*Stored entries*
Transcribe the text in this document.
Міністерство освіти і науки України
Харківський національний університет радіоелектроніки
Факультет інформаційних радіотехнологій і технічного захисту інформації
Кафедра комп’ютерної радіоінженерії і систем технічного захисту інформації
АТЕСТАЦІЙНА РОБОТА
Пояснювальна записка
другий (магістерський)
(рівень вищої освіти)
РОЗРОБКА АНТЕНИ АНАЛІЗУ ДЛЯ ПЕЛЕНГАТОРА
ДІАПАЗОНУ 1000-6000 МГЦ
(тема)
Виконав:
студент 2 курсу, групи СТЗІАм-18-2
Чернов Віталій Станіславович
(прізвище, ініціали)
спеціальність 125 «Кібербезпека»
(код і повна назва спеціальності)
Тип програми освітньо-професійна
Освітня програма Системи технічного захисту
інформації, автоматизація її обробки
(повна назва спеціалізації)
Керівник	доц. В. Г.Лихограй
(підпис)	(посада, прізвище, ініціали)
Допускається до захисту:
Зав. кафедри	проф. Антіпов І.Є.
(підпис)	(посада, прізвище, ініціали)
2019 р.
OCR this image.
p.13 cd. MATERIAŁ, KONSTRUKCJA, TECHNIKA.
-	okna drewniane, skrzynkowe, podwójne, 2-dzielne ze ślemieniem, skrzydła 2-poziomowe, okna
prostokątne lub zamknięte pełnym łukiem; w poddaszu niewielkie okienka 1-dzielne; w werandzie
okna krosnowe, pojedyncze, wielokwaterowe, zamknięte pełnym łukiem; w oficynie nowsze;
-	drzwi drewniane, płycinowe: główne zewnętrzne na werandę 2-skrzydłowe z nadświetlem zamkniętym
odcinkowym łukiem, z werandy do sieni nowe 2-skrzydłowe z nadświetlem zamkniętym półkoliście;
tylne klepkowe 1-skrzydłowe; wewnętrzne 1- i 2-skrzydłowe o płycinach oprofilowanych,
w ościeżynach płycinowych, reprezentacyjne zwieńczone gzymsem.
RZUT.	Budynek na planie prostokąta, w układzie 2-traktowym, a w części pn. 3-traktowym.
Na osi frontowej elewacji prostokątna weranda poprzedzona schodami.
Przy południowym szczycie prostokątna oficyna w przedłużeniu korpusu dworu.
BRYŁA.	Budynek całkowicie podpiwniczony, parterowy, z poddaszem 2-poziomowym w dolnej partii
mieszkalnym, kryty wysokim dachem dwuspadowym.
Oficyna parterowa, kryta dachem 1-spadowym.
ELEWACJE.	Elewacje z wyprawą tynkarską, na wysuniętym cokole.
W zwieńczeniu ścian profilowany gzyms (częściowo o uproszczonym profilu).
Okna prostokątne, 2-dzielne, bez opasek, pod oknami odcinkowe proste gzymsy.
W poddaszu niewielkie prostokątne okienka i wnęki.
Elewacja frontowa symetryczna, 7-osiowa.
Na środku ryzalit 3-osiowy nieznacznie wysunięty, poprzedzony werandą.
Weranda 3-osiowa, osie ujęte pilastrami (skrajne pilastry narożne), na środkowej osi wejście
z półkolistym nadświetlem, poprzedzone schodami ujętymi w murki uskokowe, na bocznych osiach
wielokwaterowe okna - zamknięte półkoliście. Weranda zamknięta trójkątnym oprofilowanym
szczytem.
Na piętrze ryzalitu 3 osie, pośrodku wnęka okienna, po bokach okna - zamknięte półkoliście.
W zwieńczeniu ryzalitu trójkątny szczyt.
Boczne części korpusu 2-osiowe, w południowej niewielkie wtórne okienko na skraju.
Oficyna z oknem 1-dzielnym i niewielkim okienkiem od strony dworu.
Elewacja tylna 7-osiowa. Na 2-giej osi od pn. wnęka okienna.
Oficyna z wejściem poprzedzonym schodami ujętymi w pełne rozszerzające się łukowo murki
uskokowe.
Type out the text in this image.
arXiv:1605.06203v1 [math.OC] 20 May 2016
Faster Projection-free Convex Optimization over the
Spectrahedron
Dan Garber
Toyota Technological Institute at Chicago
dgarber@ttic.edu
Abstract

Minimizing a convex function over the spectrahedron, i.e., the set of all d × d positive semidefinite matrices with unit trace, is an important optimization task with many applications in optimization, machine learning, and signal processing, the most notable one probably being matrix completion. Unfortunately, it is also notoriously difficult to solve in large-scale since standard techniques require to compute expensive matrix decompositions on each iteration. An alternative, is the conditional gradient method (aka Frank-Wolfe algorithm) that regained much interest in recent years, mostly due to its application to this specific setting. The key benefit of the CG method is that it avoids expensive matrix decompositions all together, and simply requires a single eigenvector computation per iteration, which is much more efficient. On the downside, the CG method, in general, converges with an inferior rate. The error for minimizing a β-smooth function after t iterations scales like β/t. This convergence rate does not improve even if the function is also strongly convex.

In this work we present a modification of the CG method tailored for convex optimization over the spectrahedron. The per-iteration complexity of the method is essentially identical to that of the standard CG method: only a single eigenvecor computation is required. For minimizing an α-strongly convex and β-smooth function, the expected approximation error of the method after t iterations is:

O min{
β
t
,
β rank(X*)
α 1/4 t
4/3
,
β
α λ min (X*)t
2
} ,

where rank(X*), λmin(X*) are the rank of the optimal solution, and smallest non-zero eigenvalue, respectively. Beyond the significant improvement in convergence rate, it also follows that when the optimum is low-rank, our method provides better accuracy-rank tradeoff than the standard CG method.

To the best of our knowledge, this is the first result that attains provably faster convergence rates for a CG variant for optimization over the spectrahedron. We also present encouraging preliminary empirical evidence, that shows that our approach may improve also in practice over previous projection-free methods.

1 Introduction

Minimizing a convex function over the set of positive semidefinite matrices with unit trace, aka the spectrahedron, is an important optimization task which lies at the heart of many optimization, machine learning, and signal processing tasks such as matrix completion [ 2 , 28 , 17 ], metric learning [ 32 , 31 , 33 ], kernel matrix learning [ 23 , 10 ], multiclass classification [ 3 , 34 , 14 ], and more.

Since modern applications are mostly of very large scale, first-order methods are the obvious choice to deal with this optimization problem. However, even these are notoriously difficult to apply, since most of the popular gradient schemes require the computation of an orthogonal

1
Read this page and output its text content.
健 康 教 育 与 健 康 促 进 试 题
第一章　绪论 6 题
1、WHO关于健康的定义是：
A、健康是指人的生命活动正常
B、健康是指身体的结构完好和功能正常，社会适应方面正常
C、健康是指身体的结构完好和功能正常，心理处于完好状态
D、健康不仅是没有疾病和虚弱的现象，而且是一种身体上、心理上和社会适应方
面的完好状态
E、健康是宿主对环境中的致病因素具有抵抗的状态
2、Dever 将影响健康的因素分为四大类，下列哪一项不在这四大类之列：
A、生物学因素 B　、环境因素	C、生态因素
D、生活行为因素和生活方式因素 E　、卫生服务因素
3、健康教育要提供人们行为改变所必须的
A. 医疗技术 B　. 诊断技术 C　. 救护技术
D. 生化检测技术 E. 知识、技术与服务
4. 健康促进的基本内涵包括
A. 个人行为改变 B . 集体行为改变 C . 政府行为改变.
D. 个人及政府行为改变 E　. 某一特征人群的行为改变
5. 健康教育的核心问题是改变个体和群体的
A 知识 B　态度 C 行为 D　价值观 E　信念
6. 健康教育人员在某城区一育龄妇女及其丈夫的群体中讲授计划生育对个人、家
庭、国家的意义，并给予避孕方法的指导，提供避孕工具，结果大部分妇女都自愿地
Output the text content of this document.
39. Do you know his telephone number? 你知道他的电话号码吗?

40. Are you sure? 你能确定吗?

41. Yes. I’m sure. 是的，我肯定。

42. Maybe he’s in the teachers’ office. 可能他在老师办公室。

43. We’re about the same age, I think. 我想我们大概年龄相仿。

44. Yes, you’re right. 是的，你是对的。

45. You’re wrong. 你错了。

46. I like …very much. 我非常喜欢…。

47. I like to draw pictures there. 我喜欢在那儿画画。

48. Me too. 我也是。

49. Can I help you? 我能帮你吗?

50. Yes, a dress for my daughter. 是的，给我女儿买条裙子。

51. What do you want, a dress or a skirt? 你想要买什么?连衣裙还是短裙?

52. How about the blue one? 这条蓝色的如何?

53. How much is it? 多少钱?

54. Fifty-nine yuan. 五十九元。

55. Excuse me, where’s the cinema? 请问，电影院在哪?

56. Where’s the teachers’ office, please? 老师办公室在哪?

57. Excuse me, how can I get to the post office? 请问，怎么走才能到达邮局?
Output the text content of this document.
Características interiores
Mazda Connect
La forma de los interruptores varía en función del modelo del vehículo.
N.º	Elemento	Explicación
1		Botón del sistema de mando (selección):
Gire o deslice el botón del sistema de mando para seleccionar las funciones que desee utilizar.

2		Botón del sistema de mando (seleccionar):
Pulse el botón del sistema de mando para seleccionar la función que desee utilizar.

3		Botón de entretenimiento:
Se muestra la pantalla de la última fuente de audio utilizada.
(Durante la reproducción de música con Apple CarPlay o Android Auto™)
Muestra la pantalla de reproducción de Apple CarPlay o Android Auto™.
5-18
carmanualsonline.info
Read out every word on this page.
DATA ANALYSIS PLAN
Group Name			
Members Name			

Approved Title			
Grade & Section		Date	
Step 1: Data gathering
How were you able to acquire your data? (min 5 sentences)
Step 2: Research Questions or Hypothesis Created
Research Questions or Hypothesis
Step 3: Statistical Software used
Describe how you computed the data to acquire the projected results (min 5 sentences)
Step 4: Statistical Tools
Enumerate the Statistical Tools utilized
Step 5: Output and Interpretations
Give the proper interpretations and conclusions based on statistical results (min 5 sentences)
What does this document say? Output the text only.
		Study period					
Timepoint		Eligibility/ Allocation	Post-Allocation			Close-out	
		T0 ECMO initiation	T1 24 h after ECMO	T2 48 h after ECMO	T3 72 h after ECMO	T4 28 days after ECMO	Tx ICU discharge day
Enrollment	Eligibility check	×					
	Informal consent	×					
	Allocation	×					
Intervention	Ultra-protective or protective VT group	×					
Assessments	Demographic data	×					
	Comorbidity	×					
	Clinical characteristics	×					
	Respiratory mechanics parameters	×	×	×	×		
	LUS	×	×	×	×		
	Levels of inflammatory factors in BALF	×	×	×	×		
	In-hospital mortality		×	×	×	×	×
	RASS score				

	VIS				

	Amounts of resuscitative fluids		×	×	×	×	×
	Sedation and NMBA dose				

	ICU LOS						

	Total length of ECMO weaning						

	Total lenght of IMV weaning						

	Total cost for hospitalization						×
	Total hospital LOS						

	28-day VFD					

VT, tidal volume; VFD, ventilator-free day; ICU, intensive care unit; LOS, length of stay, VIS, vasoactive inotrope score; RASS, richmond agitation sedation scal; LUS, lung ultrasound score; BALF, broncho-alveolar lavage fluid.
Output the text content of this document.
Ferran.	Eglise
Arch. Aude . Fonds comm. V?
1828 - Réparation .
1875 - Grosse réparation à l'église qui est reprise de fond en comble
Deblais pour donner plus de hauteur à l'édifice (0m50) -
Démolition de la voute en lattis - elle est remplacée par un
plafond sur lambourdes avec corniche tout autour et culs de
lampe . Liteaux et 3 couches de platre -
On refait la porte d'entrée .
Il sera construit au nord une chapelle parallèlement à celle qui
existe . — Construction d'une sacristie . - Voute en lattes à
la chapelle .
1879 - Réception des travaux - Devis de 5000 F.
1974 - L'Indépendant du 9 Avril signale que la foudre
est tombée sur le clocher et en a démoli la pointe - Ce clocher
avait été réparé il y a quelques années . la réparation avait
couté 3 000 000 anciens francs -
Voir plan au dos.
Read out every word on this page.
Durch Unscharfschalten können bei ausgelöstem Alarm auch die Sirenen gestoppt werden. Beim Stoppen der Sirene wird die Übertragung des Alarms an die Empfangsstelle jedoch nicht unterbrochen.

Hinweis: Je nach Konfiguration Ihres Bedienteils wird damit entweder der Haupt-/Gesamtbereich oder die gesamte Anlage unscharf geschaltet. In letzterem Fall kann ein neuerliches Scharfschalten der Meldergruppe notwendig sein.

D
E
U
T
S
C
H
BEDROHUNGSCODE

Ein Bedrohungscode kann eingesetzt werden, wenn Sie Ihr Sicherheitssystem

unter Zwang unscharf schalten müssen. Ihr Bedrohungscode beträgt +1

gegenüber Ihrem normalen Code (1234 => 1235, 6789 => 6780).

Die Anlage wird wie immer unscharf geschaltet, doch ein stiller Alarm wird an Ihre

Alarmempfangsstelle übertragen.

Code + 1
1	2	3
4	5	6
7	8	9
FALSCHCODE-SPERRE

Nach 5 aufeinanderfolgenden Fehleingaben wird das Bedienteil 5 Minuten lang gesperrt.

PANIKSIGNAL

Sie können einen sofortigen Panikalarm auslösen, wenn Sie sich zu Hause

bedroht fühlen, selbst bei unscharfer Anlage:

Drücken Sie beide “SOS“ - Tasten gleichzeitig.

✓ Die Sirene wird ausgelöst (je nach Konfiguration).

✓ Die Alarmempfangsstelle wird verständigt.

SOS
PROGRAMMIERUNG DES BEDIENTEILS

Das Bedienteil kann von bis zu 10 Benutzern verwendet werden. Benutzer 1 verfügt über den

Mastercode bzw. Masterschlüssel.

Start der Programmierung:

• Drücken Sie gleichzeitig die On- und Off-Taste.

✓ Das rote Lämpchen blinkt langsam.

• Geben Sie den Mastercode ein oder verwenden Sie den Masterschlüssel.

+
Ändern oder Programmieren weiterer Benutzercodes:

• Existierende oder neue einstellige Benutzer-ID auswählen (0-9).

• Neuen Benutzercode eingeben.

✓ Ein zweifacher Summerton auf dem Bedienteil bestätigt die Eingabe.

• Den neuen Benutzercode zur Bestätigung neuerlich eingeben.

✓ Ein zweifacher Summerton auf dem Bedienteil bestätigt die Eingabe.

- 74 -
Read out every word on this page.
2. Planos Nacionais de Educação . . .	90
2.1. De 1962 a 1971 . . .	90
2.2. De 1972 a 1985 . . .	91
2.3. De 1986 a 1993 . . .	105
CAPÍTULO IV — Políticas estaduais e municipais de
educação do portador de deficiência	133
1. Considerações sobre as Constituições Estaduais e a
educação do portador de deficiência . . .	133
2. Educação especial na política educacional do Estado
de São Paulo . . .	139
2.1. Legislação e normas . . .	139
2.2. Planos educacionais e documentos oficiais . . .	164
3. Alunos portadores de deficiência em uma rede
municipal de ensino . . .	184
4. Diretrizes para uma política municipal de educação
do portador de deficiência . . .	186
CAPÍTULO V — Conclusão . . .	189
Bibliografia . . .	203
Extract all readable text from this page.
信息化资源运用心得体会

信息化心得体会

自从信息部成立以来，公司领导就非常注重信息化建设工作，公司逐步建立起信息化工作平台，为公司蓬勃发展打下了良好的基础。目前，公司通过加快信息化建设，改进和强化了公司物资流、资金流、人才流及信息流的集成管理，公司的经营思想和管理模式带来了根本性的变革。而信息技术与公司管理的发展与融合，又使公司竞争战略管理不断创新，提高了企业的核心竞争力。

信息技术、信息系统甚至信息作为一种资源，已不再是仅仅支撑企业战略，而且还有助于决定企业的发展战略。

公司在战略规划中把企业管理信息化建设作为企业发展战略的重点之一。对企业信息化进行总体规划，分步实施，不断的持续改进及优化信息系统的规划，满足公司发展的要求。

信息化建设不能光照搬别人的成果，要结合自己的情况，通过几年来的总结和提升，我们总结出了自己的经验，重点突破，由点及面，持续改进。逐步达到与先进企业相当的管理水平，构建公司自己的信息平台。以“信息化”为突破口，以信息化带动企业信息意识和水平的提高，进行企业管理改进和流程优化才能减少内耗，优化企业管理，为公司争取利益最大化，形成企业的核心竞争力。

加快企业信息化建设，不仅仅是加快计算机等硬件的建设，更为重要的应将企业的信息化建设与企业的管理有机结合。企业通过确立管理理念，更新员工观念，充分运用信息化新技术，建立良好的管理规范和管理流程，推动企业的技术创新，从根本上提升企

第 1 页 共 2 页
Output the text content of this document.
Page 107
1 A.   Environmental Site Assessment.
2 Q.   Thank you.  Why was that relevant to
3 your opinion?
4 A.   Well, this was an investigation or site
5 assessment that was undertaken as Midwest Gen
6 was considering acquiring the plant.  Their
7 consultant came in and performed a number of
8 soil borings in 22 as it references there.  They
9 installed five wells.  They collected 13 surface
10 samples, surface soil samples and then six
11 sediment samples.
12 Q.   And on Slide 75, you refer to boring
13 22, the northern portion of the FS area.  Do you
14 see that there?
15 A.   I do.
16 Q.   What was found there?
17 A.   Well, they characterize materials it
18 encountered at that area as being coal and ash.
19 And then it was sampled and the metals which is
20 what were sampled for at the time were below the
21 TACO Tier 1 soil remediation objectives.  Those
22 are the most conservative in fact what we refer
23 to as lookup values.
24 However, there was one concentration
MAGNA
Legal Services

*Stated exercise*
Answer with one number: how many lines in the listing hold "eingeben".

*Reply to the task*
2